(WHAT IS ASKED)
Pictures aside, write out every record exactly as it appears.

--- RECORDED INFORMATION ---

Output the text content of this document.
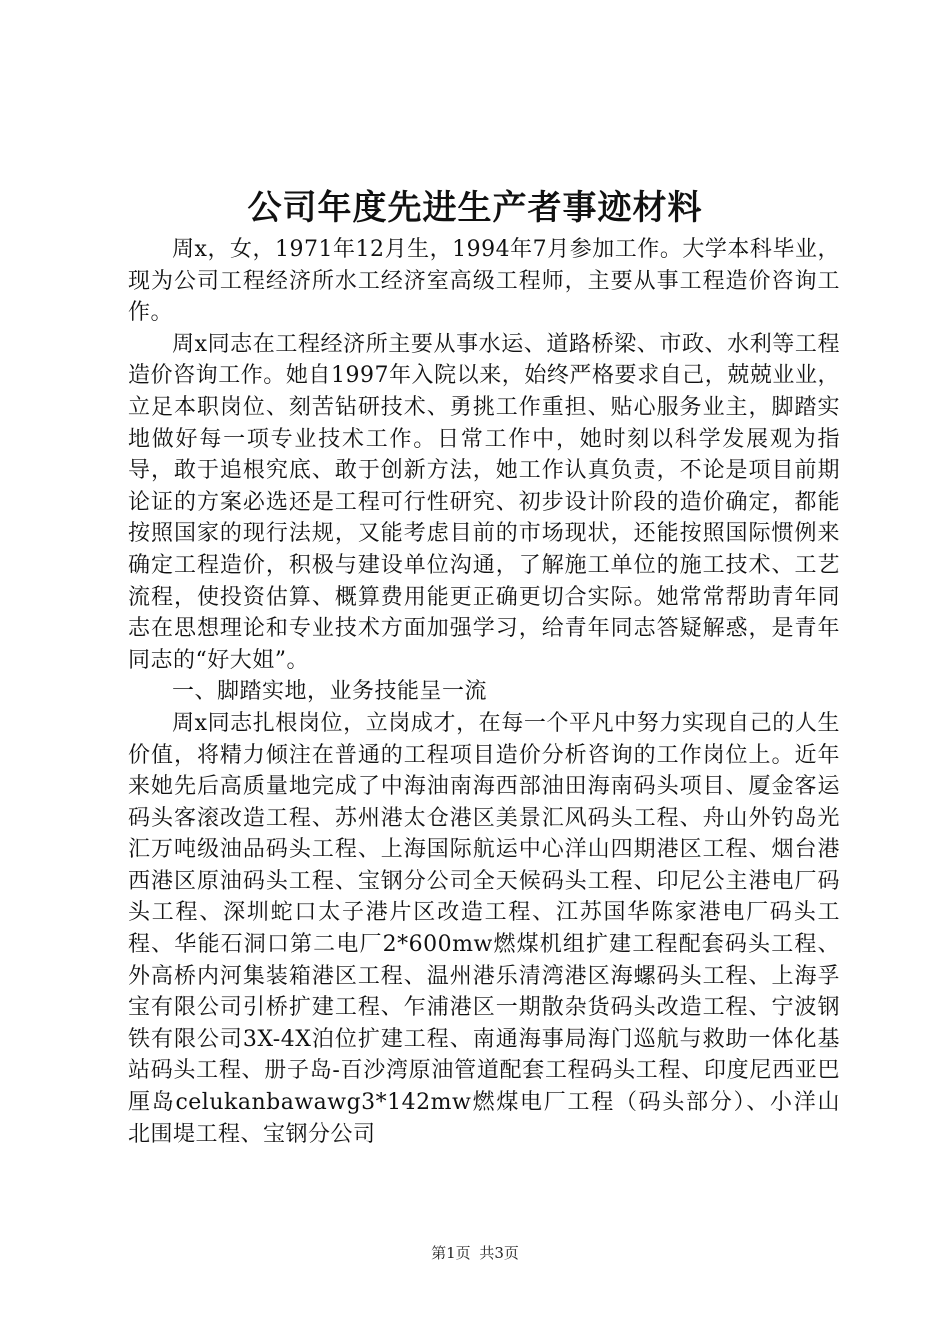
公司年度先进生产者事迹材料

周x，女，1971年12月生，1994年7月参加工作。大学本科毕业，现为公司工程经济所水工经济室高级工程师，主要从事工程造价咨询工作。

周x同志在工程经济所主要从事水运、道路桥梁、市政、水利等工程造价咨询工作。她自1997年入院以来，始终严格要求自己，兢兢业业，立足本职岗位、刻苦钻研技术、勇挑工作重担、贴心服务业主，脚踏实地做好每一项专业技术工作。日常工作中，她时刻以科学发展观为指导，敢于追根究底、敢于创新方法，她工作认真负责，不论是项目前期论证的方案必选还是工程可行性研究、初步设计阶段的造价确定，都能按照国家的现行法规，又能考虑目前的市场现状，还能按照国际惯例来确定工程造价，积极与建设单位沟通，了解施工单位的施工技术、工艺流程，使投资估算、概算费用能更正确更切合实际。她常常帮助青年同志在思想理论和专业技术方面加强学习，给青年同志答疑解惑，是青年同志的“好大姐”。

一、脚踏实地，业务技能呈一流

周x同志扎根岗位，立岗成才，在每一个平凡中努力实现自己的人生价值，将精力倾注在普通的工程项目造价分析咨询的工作岗位上。近年来她先后高质量地完成了中海油南海西部油田海南码头项目、厦金客运码头客滚改造工程、苏州港太仓港区美景汇风码头工程、舟山外钓岛光汇万吨级油品码头工程、上海国际航运中心洋山四期港区工程、烟台港西港区原油码头工程、宝钢分公司全天候码头工程、印尼公主港电厂码头工程、深圳蛇口太子港片区改造工程、江苏国华陈家港电厂码头工程、华能石洞口第二电厂2*600mw燃煤机组扩建工程配套码头工程、外高桥内河集装箱港区工程、温州港乐清湾港区海螺码头工程、上海孚宝有限公司引桥扩建工程、乍浦港区一期散杂货码头改造工程、宁波钢铁有限公司3X-4X泊位扩建工程、南通海事局海门巡航与救助一体化基站码头工程、册子岛-百沙湾原油管道配套工程码头工程、印度尼西亚巴厘岛celukanbawawg3*142mw燃煤电厂工程（码头部分）、小洋山北围堤工程、宝钢分公司

第1页 共3页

---

(THE REPLY)
Output the text content of this document.
公司年度先进生产者事迹材料

周x，女，1971年12月生，1994年7月参加工作。大学本科毕业，现为公司工程经济所水工经济室高级工程师，主要从事工程造价咨询工作。

周x同志在工程经济所主要从事水运、道路桥梁、市政、水利等工程造价咨询工作。她自1997年入院以来，始终严格要求自己，兢兢业业，立足本职岗位、刻苦钻研技术、勇挑工作重担、贴心服务业主，脚踏实地做好每一项专业技术工作。日常工作中，她时刻以科学发展观为指导，敢于追根究底、敢于创新方法，她工作认真负责，不论是项目前期论证的方案必选还是工程可行性研究、初步设计阶段的造价确定，都能按照国家的现行法规，又能考虑目前的市场现状，还能按照国际惯例来确定工程造价，积极与建设单位沟通，了解施工单位的施工技术、工艺流程，使投资估算、概算费用能更正确更切合实际。她常常帮助青年同志在思想理论和专业技术方面加强学习，给青年同志答疑解惑，是青年同志的“好大姐”。

一、脚踏实地，业务技能呈一流

周x同志扎根岗位，立岗成才，在每一个平凡中努力实现自己的人生价值，将精力倾注在普通的工程项目造价分析咨询的工作岗位上。近年来她先后高质量地完成了中海油南海西部油田海南码头项目、厦金客运码头客滚改造工程、苏州港太仓港区美景汇风码头工程、舟山外钓岛光汇万吨级油品码头工程、上海国际航运中心洋山四期港区工程、烟台港西港区原油码头工程、宝钢分公司全天候码头工程、印尼公主港电厂码头工程、深圳蛇口太子港片区改造工程、江苏国华陈家港电厂码头工程、华能石洞口第二电厂2*600mw燃煤机组扩建工程配套码头工程、外高桥内河集装箱港区工程、温州港乐清湾港区海螺码头工程、上海孚宝有限公司引桥扩建工程、乍浦港区一期散杂货码头改造工程、宁波钢铁有限公司3X-4X泊位扩建工程、南通海事局海门巡航与救助一体化基站码头工程、册子岛-百沙湾原油管道配套工程码头工程、印度尼西亚巴厘岛celukanbawawg3*142mw燃煤电厂工程（码头部分）、小洋山北围堤工程、宝钢分公司

第1页 共3页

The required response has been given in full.